(Stated problem):
Reproduce the entries below word for word, from the start of the entries through the line containing "list-item-5-text-b: （复印件）； [655, 1153, 735, 1169]", with both ends included, and output nothing else.

(Data for this exercise):
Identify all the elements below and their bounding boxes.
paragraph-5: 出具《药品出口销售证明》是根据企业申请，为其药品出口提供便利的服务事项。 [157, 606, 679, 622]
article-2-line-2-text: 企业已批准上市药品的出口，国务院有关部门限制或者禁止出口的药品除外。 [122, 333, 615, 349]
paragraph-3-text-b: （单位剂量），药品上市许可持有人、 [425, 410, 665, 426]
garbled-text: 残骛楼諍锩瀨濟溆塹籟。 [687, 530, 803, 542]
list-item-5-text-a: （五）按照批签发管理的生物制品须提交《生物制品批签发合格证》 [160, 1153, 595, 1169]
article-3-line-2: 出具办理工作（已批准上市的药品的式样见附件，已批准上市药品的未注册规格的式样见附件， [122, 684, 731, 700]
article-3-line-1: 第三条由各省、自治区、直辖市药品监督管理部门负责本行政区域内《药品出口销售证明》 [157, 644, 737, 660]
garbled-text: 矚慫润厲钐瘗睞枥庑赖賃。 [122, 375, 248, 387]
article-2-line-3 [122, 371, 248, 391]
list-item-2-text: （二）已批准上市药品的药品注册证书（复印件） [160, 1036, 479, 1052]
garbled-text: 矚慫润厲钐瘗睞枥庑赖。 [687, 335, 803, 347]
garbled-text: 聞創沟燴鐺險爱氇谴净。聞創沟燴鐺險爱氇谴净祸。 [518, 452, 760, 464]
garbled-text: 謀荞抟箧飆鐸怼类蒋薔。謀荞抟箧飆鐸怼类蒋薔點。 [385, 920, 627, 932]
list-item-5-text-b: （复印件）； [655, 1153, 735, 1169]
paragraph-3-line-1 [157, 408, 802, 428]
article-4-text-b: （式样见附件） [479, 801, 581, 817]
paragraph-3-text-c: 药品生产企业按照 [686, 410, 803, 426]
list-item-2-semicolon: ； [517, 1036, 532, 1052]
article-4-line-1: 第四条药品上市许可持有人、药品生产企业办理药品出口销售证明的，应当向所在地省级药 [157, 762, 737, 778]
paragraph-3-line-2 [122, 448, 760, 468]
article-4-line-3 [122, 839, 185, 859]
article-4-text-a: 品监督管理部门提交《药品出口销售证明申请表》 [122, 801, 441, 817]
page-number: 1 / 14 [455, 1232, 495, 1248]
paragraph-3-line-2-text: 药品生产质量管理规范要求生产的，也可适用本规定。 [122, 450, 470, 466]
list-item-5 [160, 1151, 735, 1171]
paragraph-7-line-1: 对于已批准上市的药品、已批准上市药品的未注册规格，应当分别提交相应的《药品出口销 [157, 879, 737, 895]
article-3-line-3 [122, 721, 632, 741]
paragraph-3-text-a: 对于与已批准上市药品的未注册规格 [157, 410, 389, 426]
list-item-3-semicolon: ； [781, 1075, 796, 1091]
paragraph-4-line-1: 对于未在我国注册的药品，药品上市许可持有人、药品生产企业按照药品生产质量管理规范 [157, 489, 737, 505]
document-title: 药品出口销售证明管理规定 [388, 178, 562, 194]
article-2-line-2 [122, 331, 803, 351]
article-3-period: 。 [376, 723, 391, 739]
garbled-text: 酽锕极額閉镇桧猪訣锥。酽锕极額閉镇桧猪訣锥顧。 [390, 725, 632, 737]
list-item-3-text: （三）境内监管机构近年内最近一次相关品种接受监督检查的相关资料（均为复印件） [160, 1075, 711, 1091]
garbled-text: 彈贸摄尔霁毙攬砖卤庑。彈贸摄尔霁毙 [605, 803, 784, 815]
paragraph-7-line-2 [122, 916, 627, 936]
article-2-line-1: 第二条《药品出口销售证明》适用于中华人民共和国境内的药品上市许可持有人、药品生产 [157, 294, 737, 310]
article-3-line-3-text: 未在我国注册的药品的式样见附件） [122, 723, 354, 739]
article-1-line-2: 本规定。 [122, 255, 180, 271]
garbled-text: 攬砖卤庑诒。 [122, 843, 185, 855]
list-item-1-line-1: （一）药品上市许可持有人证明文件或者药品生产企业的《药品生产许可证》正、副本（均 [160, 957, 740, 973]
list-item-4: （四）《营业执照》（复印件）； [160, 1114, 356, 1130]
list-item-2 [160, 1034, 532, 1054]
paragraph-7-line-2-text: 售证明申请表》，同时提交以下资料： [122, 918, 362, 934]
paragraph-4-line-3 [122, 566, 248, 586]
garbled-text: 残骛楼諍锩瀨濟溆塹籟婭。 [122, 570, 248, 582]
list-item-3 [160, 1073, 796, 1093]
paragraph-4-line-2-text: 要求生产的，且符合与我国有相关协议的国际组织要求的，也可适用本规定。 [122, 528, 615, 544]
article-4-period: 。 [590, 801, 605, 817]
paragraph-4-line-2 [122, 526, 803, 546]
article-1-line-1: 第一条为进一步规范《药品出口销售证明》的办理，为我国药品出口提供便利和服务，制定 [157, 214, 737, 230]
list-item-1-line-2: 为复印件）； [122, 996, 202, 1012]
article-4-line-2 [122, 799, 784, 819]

(Output of the task):
Identify all the elements below and their bounding boxes.
paragraph-5: 出具《药品出口销售证明》是根据企业申请，为其药品出口提供便利的服务事项。 [157, 606, 679, 622]
article-2-line-2-text: 企业已批准上市药品的出口，国务院有关部门限制或者禁止出口的药品除外。 [122, 333, 615, 349]
paragraph-3-text-b: （单位剂量），药品上市许可持有人、 [425, 410, 665, 426]
garbled-text: 残骛楼諍锩瀨濟溆塹籟。 [687, 530, 803, 542]
list-item-5-text-a: （五）按照批签发管理的生物制品须提交《生物制品批签发合格证》 [160, 1153, 595, 1169]
article-3-line-2: 出具办理工作（已批准上市的药品的式样见附件，已批准上市药品的未注册规格的式样见附件， [122, 684, 731, 700]
article-3-line-1: 第三条由各省、自治区、直辖市药品监督管理部门负责本行政区域内《药品出口销售证明》 [157, 644, 737, 660]
garbled-text: 矚慫润厲钐瘗睞枥庑赖賃。 [122, 375, 248, 387]
article-2-line-3 [122, 371, 248, 391]
list-item-2-text: （二）已批准上市药品的药品注册证书（复印件） [160, 1036, 479, 1052]
garbled-text: 矚慫润厲钐瘗睞枥庑赖。 [687, 335, 803, 347]
garbled-text: 聞創沟燴鐺險爱氇谴净。聞創沟燴鐺險爱氇谴净祸。 [518, 452, 760, 464]
garbled-text: 謀荞抟箧飆鐸怼类蒋薔。謀荞抟箧飆鐸怼类蒋薔點。 [385, 920, 627, 932]
list-item-5-text-b: （复印件）； [655, 1153, 735, 1169]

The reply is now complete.